[Figure dataset records]
□ □ □ □ □ □ □
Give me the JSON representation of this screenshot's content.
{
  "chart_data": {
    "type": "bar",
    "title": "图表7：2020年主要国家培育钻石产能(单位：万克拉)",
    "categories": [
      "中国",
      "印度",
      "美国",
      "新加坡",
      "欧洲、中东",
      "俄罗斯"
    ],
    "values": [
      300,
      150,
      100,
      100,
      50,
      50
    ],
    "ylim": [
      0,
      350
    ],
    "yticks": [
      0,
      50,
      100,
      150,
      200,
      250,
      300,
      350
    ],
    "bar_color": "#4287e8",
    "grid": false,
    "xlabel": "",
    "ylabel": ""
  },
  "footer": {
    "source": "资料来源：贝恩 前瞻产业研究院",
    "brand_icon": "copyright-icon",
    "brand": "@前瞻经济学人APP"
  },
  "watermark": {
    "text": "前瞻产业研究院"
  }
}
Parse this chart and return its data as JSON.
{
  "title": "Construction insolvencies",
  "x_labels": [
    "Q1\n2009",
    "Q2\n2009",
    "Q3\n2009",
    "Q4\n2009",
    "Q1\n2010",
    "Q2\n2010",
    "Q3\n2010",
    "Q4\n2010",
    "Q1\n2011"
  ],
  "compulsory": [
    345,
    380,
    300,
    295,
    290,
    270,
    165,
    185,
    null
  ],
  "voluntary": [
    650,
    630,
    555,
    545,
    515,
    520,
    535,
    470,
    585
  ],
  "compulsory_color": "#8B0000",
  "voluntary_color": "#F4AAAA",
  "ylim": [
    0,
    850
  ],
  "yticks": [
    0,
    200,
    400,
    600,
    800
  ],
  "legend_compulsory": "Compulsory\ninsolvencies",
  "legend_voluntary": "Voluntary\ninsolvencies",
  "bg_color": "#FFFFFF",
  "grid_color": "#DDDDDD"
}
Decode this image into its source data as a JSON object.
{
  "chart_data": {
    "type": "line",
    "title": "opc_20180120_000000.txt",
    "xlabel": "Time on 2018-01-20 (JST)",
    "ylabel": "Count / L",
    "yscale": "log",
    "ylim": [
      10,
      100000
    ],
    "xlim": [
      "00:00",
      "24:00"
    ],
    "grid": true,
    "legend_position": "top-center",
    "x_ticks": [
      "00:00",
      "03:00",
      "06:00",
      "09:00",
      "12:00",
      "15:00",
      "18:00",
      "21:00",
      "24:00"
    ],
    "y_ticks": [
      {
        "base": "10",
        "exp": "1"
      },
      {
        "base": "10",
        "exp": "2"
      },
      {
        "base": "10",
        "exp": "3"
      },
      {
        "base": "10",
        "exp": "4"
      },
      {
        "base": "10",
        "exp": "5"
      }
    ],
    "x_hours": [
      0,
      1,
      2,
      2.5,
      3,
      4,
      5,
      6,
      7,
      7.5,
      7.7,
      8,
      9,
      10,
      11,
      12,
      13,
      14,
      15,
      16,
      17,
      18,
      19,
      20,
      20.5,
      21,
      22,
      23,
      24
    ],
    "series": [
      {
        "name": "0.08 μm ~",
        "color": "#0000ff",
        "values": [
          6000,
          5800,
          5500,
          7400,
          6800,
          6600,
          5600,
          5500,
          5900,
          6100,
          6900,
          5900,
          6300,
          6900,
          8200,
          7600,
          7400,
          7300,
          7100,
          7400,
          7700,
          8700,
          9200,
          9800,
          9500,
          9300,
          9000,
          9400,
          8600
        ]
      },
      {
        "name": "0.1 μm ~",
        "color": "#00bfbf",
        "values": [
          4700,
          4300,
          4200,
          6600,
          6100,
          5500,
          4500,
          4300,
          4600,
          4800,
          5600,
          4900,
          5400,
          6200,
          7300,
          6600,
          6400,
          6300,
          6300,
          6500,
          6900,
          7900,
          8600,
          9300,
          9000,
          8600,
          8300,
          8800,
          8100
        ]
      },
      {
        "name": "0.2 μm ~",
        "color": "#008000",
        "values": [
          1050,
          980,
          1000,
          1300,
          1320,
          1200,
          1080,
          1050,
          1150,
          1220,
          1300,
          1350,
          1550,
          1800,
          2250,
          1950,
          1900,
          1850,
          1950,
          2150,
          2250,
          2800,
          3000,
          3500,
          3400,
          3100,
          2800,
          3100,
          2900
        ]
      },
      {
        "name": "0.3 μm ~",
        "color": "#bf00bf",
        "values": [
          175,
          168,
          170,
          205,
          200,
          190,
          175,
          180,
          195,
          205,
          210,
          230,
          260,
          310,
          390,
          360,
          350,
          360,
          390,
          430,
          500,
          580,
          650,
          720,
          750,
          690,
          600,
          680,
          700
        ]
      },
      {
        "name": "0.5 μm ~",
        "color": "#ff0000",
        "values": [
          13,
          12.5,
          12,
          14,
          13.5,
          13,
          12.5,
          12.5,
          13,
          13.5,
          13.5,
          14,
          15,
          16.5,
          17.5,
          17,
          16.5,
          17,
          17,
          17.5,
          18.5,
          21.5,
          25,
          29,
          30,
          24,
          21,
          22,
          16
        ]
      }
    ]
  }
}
□ □ □ □ □ □ □
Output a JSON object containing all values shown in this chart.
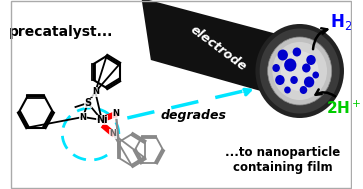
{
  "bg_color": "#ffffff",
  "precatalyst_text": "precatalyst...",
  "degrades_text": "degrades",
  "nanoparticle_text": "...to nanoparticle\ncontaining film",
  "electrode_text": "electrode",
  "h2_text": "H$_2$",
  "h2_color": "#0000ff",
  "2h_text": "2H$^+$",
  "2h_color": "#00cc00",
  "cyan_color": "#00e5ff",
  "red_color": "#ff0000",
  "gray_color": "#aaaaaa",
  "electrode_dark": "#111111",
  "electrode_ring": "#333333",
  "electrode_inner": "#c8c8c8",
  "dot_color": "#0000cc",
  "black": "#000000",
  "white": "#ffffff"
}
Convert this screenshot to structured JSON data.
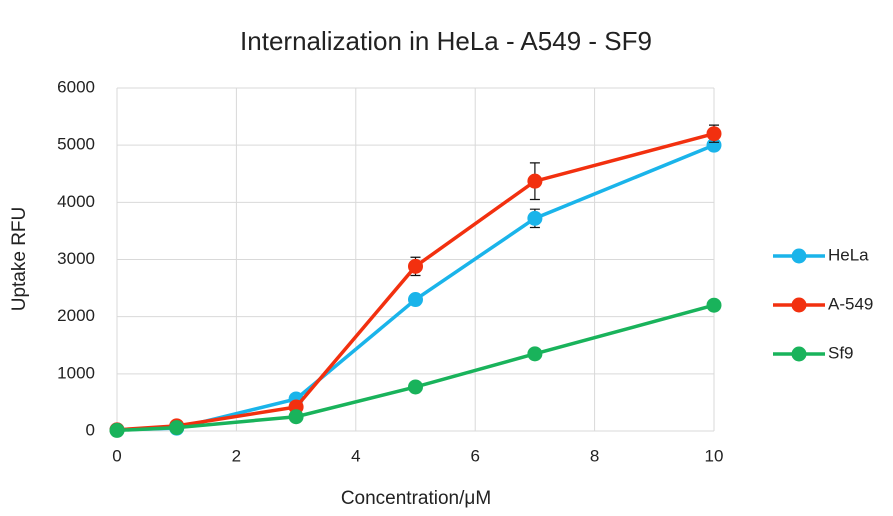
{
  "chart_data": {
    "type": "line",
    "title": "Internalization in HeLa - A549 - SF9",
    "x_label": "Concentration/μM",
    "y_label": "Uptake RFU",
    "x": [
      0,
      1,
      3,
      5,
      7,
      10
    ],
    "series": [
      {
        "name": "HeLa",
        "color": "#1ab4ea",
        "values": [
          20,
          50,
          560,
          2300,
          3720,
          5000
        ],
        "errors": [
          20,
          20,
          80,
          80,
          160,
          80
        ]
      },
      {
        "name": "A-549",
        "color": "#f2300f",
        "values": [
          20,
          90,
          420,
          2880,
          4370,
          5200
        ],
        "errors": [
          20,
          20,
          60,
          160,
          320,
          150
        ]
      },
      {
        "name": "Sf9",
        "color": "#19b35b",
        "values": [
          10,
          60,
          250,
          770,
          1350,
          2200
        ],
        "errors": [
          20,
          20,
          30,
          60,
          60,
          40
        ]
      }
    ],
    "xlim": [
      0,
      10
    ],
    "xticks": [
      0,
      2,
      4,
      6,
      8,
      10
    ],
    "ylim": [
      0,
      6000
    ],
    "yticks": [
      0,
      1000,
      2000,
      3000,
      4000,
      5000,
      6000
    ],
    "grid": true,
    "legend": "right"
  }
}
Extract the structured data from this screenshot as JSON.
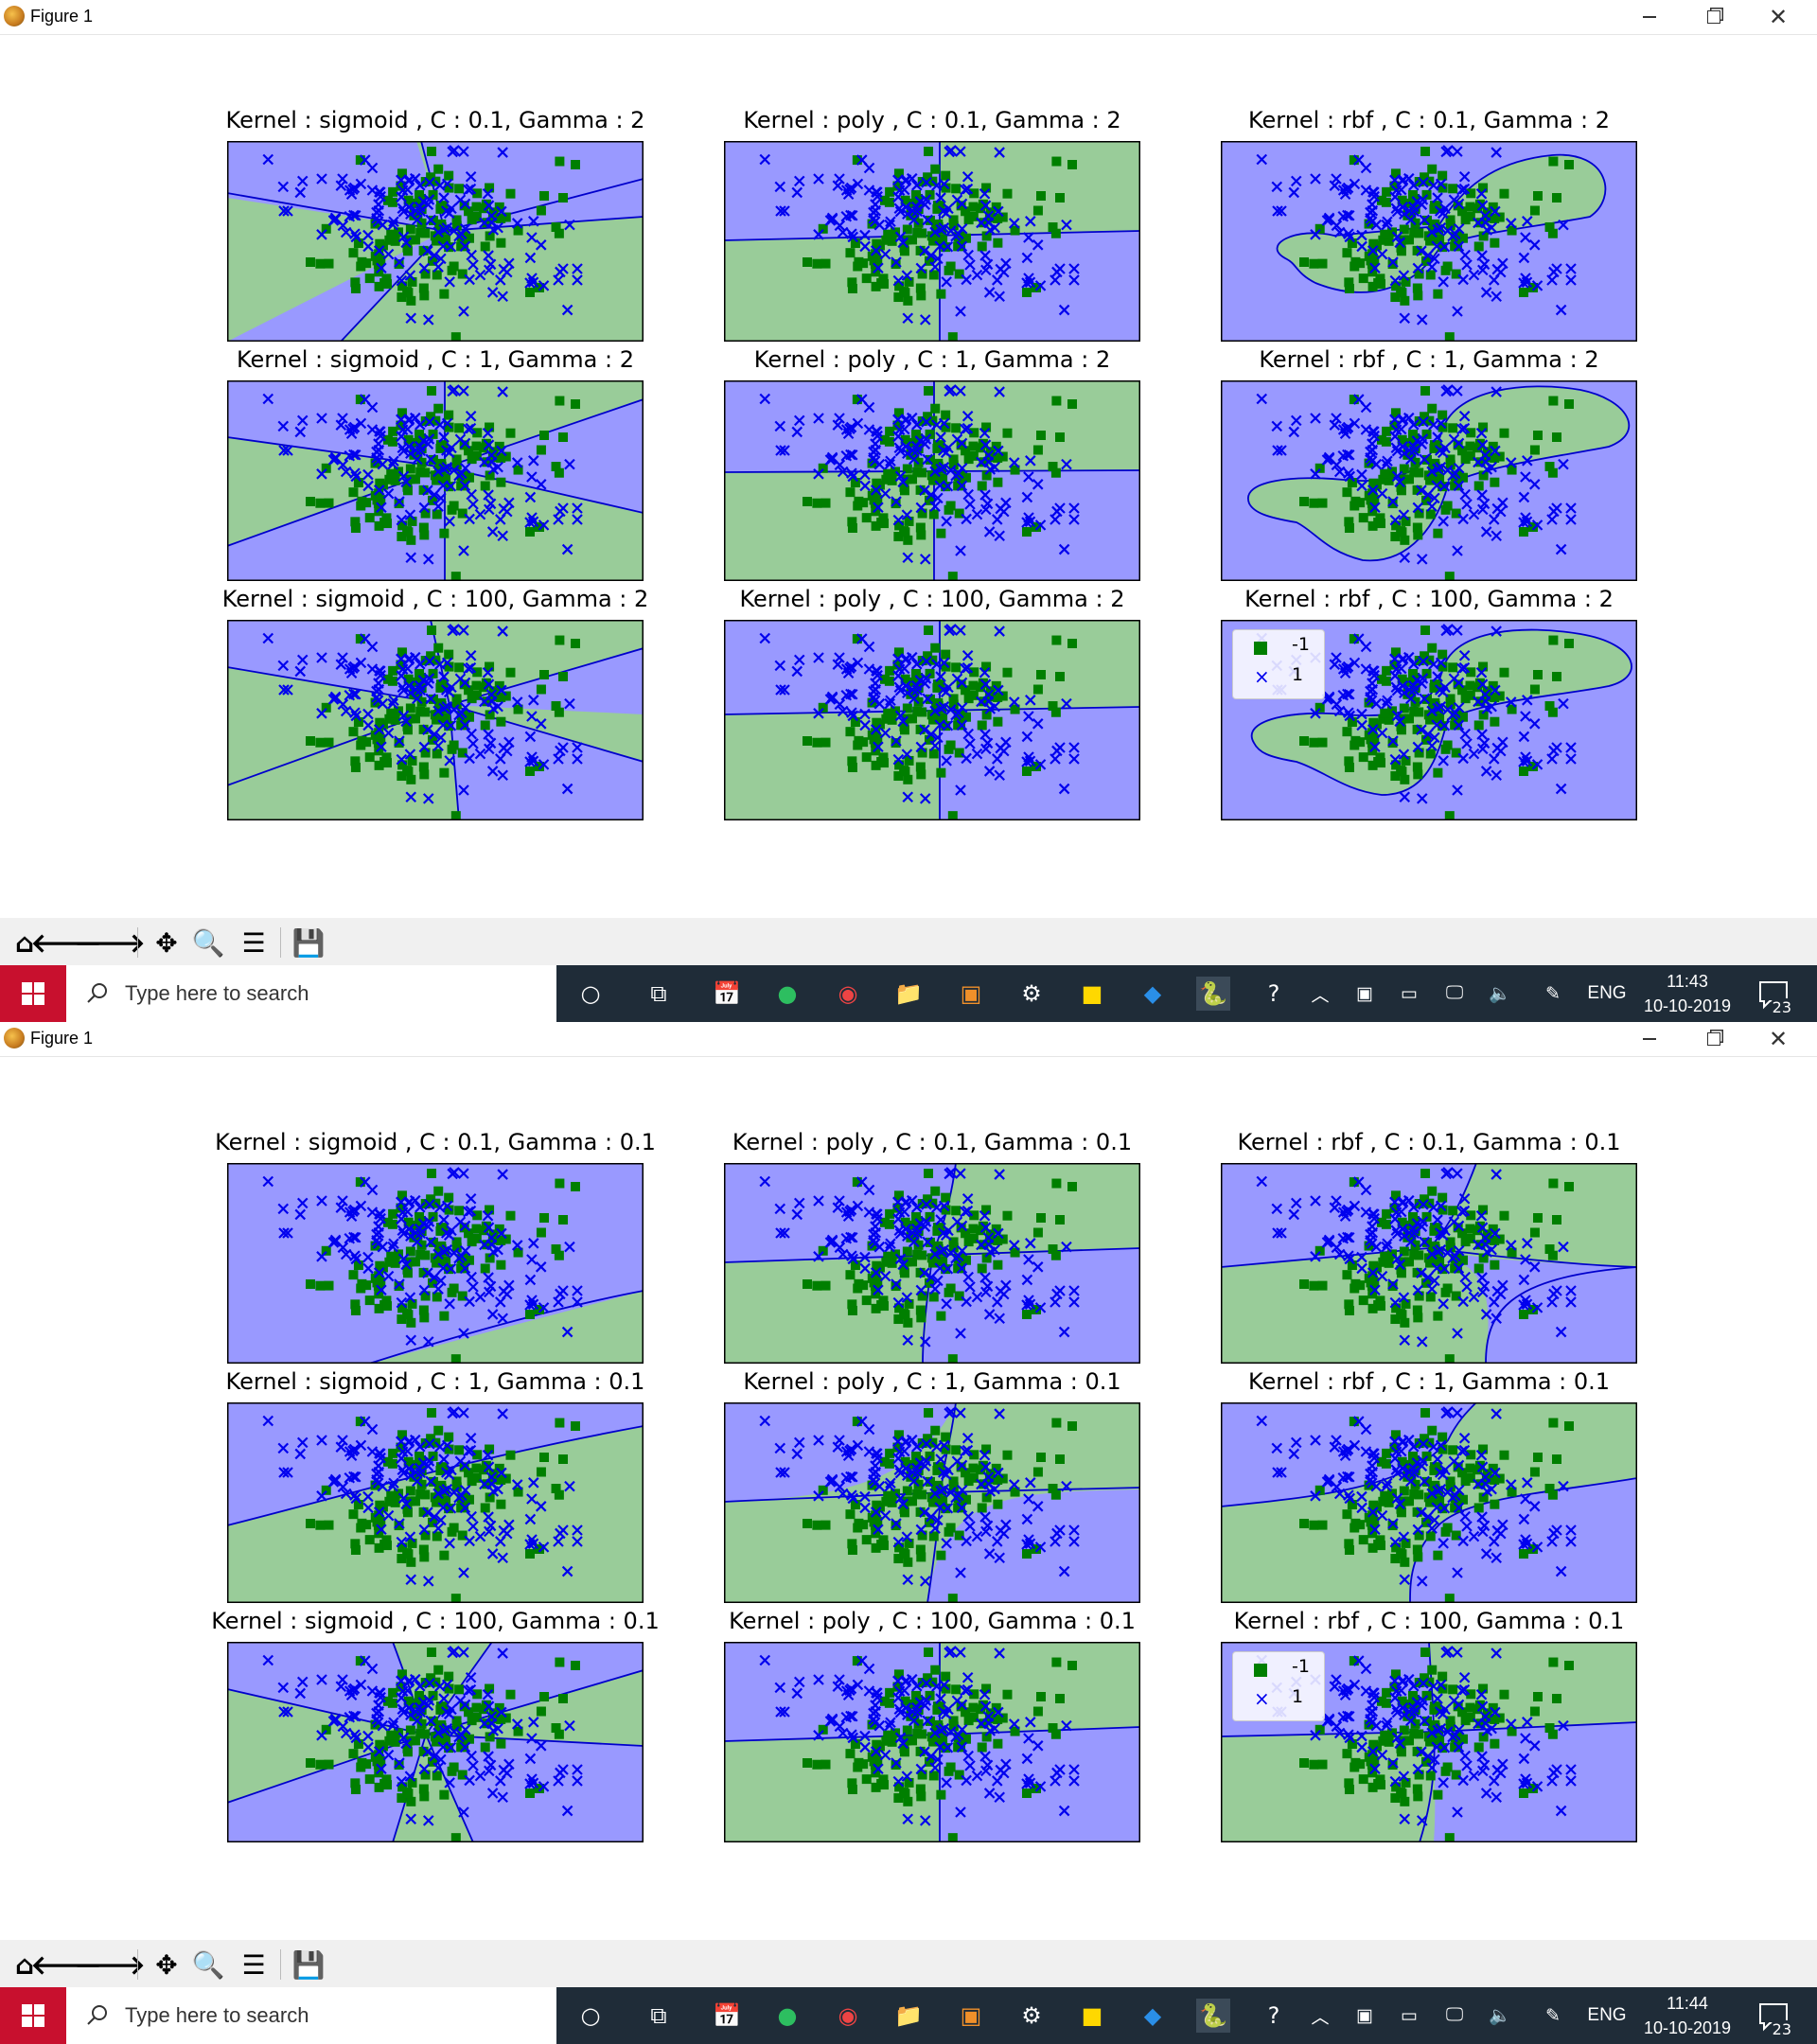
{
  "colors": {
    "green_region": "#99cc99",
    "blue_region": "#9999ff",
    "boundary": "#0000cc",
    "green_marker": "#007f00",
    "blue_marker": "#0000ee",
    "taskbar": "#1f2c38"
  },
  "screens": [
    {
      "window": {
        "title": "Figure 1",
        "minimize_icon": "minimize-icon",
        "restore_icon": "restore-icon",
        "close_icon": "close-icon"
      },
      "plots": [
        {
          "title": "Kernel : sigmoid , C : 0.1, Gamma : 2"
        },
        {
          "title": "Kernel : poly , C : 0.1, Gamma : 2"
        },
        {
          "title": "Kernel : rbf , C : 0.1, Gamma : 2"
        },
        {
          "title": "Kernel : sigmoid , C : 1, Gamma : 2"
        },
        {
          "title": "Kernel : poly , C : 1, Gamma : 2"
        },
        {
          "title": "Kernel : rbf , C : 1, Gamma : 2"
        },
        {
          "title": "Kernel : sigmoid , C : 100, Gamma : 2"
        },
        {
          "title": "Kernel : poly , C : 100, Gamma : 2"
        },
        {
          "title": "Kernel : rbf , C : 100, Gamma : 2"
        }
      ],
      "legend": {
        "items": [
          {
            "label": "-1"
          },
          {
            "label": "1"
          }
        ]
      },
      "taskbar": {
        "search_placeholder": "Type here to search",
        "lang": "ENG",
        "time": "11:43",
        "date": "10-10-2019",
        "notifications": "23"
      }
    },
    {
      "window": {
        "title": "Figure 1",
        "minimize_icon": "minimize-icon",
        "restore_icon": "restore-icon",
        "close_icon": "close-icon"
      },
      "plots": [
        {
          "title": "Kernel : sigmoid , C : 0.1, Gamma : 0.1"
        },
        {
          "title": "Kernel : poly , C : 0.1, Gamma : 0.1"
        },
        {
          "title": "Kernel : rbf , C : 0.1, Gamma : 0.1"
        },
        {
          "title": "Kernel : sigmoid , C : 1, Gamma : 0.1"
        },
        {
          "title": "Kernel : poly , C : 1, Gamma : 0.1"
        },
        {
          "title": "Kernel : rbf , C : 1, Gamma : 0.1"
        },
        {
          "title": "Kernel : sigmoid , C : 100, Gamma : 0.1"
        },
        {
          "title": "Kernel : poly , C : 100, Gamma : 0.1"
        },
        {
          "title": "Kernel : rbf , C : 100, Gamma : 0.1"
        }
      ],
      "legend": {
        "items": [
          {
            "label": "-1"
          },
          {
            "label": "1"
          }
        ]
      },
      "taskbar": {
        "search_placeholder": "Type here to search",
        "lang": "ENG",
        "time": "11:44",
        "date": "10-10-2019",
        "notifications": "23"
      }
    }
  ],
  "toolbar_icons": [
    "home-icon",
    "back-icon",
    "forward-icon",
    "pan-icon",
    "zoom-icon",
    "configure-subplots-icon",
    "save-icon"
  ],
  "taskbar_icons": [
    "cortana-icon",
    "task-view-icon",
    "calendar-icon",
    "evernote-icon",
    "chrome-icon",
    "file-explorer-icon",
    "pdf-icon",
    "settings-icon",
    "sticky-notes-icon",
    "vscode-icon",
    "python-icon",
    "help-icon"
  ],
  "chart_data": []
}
□ □ □ □ □ □ □
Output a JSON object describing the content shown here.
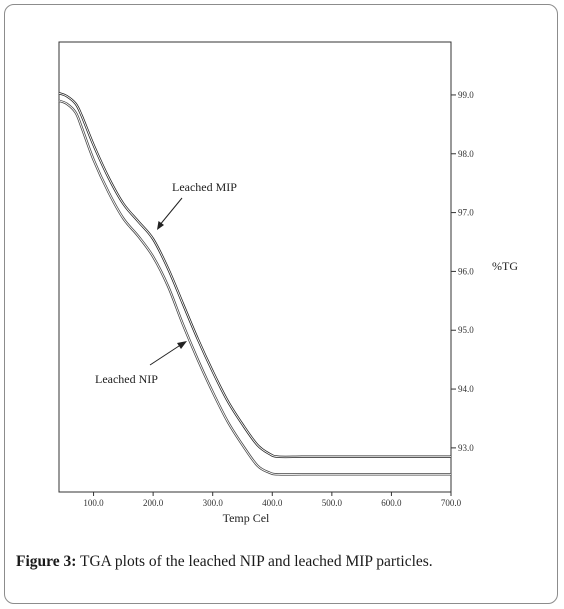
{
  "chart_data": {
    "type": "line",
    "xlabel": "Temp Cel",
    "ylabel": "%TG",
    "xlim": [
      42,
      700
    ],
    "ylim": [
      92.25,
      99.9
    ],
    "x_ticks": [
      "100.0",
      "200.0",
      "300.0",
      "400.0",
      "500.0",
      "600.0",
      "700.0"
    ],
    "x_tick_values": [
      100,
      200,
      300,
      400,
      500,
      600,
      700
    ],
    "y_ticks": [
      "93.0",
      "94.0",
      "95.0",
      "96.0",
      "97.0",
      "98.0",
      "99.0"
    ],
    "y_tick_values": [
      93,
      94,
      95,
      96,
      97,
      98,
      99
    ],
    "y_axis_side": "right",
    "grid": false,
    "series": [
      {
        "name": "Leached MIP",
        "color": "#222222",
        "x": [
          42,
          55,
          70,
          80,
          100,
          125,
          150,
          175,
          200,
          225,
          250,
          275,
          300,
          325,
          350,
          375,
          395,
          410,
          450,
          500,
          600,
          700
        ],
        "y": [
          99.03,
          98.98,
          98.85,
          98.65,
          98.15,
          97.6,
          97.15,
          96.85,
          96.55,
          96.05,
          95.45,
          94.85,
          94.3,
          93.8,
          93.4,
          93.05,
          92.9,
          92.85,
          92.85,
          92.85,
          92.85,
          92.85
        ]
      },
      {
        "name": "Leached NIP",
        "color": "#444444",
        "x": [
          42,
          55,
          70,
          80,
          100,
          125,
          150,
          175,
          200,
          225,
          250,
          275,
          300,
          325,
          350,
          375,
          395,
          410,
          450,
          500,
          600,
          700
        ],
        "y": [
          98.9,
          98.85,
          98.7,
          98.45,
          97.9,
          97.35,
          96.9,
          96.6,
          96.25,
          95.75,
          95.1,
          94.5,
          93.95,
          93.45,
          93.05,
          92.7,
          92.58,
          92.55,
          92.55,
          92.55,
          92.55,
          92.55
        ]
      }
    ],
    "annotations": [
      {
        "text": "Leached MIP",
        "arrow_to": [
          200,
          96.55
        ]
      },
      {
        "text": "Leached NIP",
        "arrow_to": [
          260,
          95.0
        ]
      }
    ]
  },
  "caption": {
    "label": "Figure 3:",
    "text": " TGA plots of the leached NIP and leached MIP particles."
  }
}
□ □ □ □ □ □ □
Copy out every line in the entries above that holds "screenshot".

● Result of this exercise
Give me the JSON representation of this screenshot's content.
Convert this screenshot to structured JSON data.
Extract the structured data from this screenshot as JSON.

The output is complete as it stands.